**EXERCISE AIM:** Without including any pictures, copy each entry below exactly.

==================================================

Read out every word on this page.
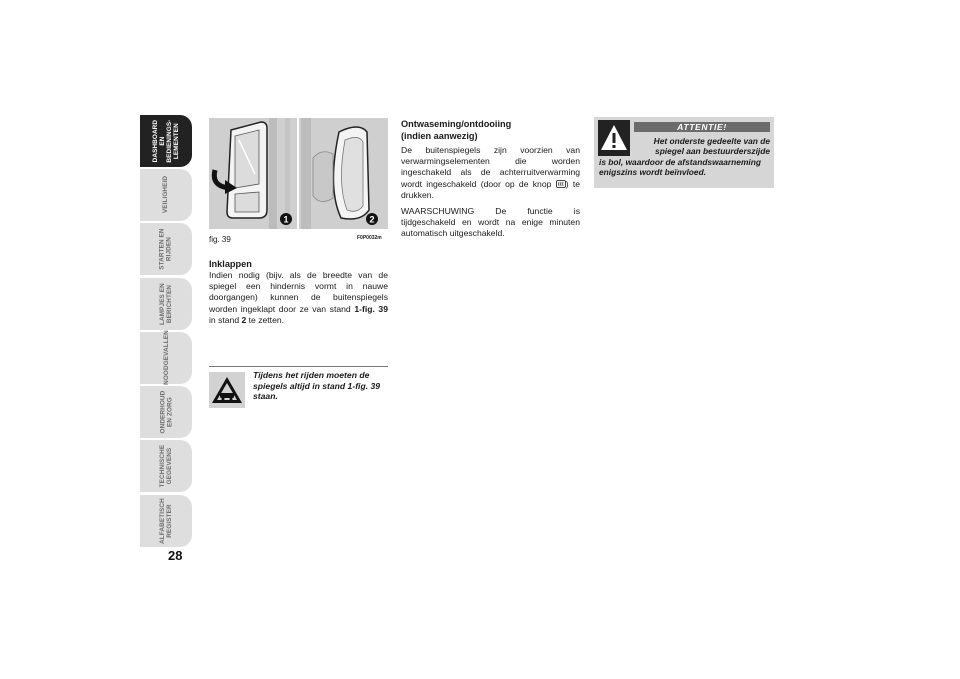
DASHBOARD EN
BEDIENINGS-
LEMENTEN
VEILIGHEID
STARTEN EN
RIJDEN
LAMPJES EN
BERICHTEN
NOODGEVALLEN
ONDERHOUD
EN ZORG
TECHNISCHE
GEGEVENS
ALFABETISCH
REGISTER
28
1	2
fig. 39	F0P0032m
Inklappen

Indien nodig (bijv. als de breedte van de spiegel een hindernis vormt in nauwe doorgangen) kunnen de buitenspiegels worden ingeklapt door ze van stand 1-fig. 39 in stand 2 te zetten.

Tijdens het rijden moeten de spiegels altijd in stand 1-fig. 39 staan.
Ontwaseming/ontdooiing
(indien aanwezig)

De buitenspiegels zijn voorzien van verwarmingselementen die worden ingeschakeld als de achterruitverwarming wordt ingeschakeld (door op de knop ) te drukken.

WAARSCHUWING De functie is tijdgeschakeld en wordt na enige minuten automatisch uitgeschakeld.

ATTENTIE!
Het onderste gedeelte van de
spiegel aan bestuurderszijde
is bol, waardoor de afstandswaarneming enigszins wordt beïnvloed.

==================================================

**RESULT BELOW:**
Read out every word on this page.
DASHBOARD EN
BEDIENINGS-
LEMENTEN
VEILIGHEID
STARTEN EN
RIJDEN
LAMPJES EN
BERICHTEN
NOODGEVALLEN
ONDERHOUD
EN ZORG
TECHNISCHE
GEGEVENS
ALFABETISCH
REGISTER
28
1	2
fig. 39	F0P0032m
Inklappen

Indien nodig (bijv. als de breedte van de spiegel een hindernis vormt in nauwe doorgangen) kunnen de buitenspiegels worden ingeklapt door ze van stand 1-fig. 39 in stand 2 te zetten.

Tijdens het rijden moeten de spiegels altijd in stand 1-fig. 39 staan.
Ontwaseming/ontdooiing
(indien aanwezig)

De buitenspiegels zijn voorzien van verwarmingselementen die worden ingeschakeld als de achterruitverwarming wordt ingeschakeld (door op de knop ) te drukken.

WAARSCHUWING De functie is tijdgeschakeld en wordt na enige minuten automatisch uitgeschakeld.

ATTENTIE!
Het onderste gedeelte van de
spiegel aan bestuurderszijde
is bol, waardoor de afstandswaarneming enigszins wordt beïnvloed.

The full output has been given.